PROBLEM
Copy these rows word for word, leaving out the pictures.

MATERIAL SUPPLIED
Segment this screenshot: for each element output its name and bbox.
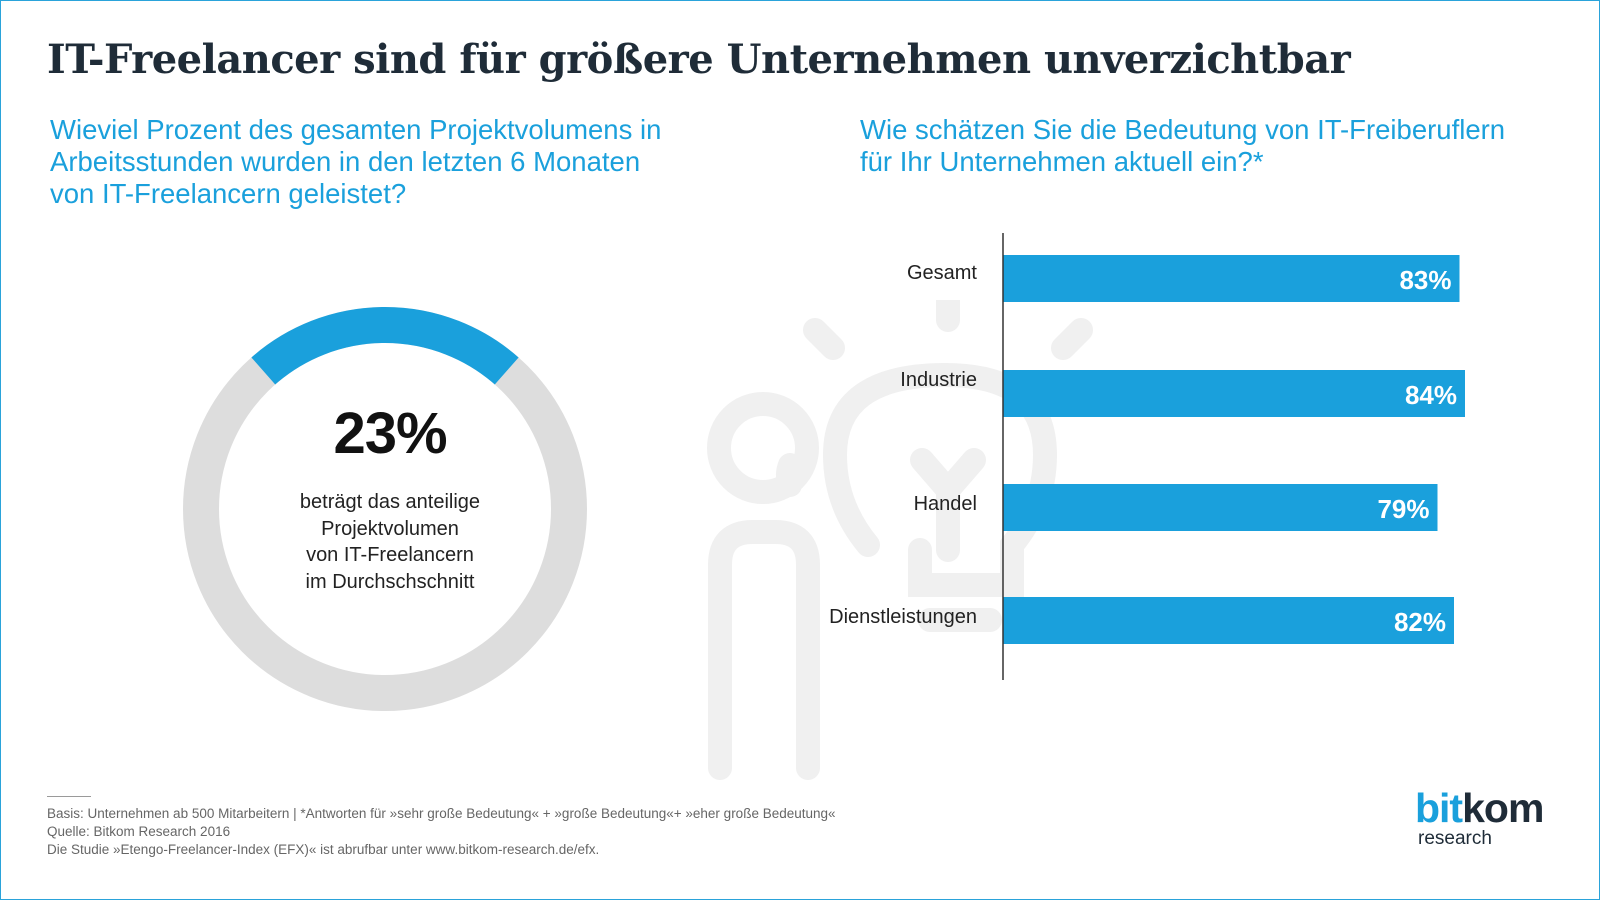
bar-gesamt: [1003, 255, 1460, 302]
bar-category-label: Dienstleistungen: [829, 606, 977, 628]
right-question-line: für Ihr Unternehmen aktuell ein?*: [860, 146, 1264, 177]
bar-value-label: 83%: [1399, 265, 1451, 295]
footer-rule: [47, 796, 91, 797]
donut-caption-line: Projektvolumen: [321, 517, 459, 540]
right-question-line: Wie schätzen Sie die Bedeutung von IT-Fr…: [860, 114, 1506, 145]
bar-category-label: Industrie: [900, 369, 977, 391]
right-question: Wie schätzen Sie die Bedeutung von IT-Fr…: [860, 114, 1505, 178]
left-question: Wieviel Prozent des gesamten Projektvolu…: [50, 114, 661, 210]
left-question-line: Arbeitsstunden wurden in den letzten 6 M…: [50, 146, 641, 177]
logo-part-kom: kom: [1462, 785, 1544, 831]
bars-group: 83% Gesamt 84% Industrie 79% Handel 82% Dienstl…: [829, 255, 1465, 644]
bar-handel: [1003, 484, 1438, 531]
footnote-study: Die Studie »Etengo-Freelancer-Index (EFX…: [47, 842, 600, 857]
bar-category-label: Handel: [914, 493, 977, 515]
bar-chart: 83% Gesamt 84% Industrie 79% Handel 82% Dienstl…: [829, 233, 1465, 680]
bar-value-label: 79%: [1377, 494, 1429, 524]
donut-slice-freelancer: [251, 307, 519, 385]
footnotes: Basis: Unternehmen ab 500 Mitarbeitern |…: [47, 805, 836, 859]
footnote-source: Quelle: Bitkom Research 2016: [47, 824, 231, 839]
bar-value-label: 84%: [1405, 380, 1457, 410]
footnote-basis: Basis: Unternehmen ab 500 Mitarbeitern |…: [47, 806, 836, 821]
left-question-line: Wieviel Prozent des gesamten Projektvolu…: [50, 114, 662, 145]
left-question-line: von IT-Freelancern geleistet?: [50, 178, 407, 209]
logo-part-bit: bit: [1415, 785, 1463, 831]
bar-category-label: Gesamt: [907, 262, 977, 284]
logo-wordmark: bitkom: [1415, 785, 1544, 831]
donut-caption-line: beträgt das anteilige: [299, 491, 481, 513]
donut-caption: beträgt das anteilige Projektvolumen von…: [250, 489, 530, 595]
bar-industrie: [1003, 370, 1465, 417]
donut-caption-line: im Durchschschnitt: [305, 570, 475, 593]
bar-value-label: 82%: [1394, 607, 1446, 637]
bar-dienstleistungen: [1003, 597, 1454, 644]
donut-caption-line: von IT-Freelancern: [306, 544, 474, 566]
page-title: IT-Freelancer sind für größere Unternehm…: [47, 36, 1351, 83]
logo-subtitle: research: [1418, 828, 1492, 849]
donut-chart: [183, 307, 587, 711]
donut-value-label: 23%: [333, 401, 447, 466]
bitkom-research-logo: bitkom research: [1415, 785, 1544, 850]
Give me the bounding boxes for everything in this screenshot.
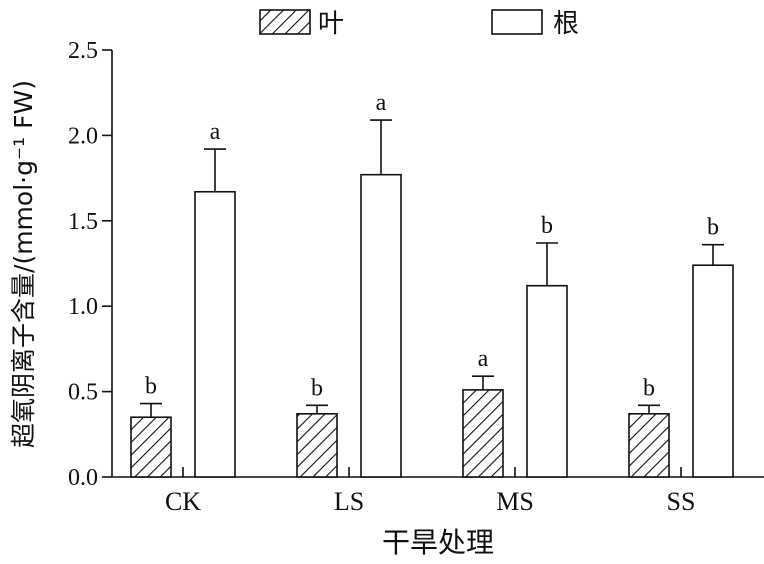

REPLY TO THE EXERCISE
Segment this screenshot: for each element output its name and bbox.
bar-gesamt: [1003, 255, 1460, 302]
bar-category-label: Dienstleistungen: [829, 606, 977, 628]
right-question-line: für Ihr Unternehmen aktuell ein?*: [860, 146, 1264, 177]
bar-value-label: 83%: [1399, 265, 1451, 295]
footer-rule: [47, 796, 91, 797]
donut-caption-line: Projektvolumen: [321, 517, 459, 540]
right-question-line: Wie schätzen Sie die Bedeutung von IT-Fr…: [860, 114, 1506, 145]
bar-category-label: Industrie: [900, 369, 977, 391]
right-question: Wie schätzen Sie die Bedeutung von IT-Fr…: [860, 114, 1505, 178]
left-question: Wieviel Prozent des gesamten Projektvolu…: [50, 114, 661, 210]
left-question-line: Arbeitsstunden wurden in den letzten 6 M…: [50, 146, 641, 177]
logo-part-kom: kom: [1462, 785, 1544, 831]
bars-group: 83% Gesamt 84% Industrie 79% Handel 82% Dienstl…: [829, 255, 1465, 644]
bar-handel: [1003, 484, 1438, 531]
footnote-study: Die Studie »Etengo-Freelancer-Index (EFX…: [47, 842, 600, 857]
bar-category-label: Handel: [914, 493, 977, 515]
bar-chart: 83% Gesamt 84% Industrie 79% Handel 82% Dienstl…: [829, 233, 1465, 680]
bar-value-label: 79%: [1377, 494, 1429, 524]
donut-slice-freelancer: [251, 307, 519, 385]
footnotes: Basis: Unternehmen ab 500 Mitarbeitern |…: [47, 805, 836, 859]
footnote-source: Quelle: Bitkom Research 2016: [47, 824, 231, 839]
bar-value-label: 84%: [1405, 380, 1457, 410]
footnote-basis: Basis: Unternehmen ab 500 Mitarbeitern |…: [47, 806, 836, 821]
left-question-line: Wieviel Prozent des gesamten Projektvolu…: [50, 114, 662, 145]
left-question-line: von IT-Freelancern geleistet?: [50, 178, 407, 209]
logo-part-bit: bit: [1415, 785, 1463, 831]
bar-category-label: Gesamt: [907, 262, 977, 284]
logo-wordmark: bitkom: [1415, 785, 1544, 831]
donut-caption-line: beträgt das anteilige: [299, 491, 481, 513]
donut-caption: beträgt das anteilige Projektvolumen von…: [250, 489, 530, 595]
bar-industrie: [1003, 370, 1465, 417]
donut-caption-line: im Durchschschnitt: [305, 570, 475, 593]
bar-value-label: 82%: [1394, 607, 1446, 637]
bar-dienstleistungen: [1003, 597, 1454, 644]
donut-caption-line: von IT-Freelancern: [306, 544, 474, 566]
page-title: IT-Freelancer sind für größere Unternehm…: [47, 36, 1351, 83]
logo-subtitle: research: [1418, 828, 1492, 849]
donut-chart: [183, 307, 587, 711]
donut-value-label: 23%: [333, 401, 447, 466]
bitkom-research-logo: bitkom research: [1415, 785, 1544, 850]
Give me the bounding boxes for everything in this screenshot.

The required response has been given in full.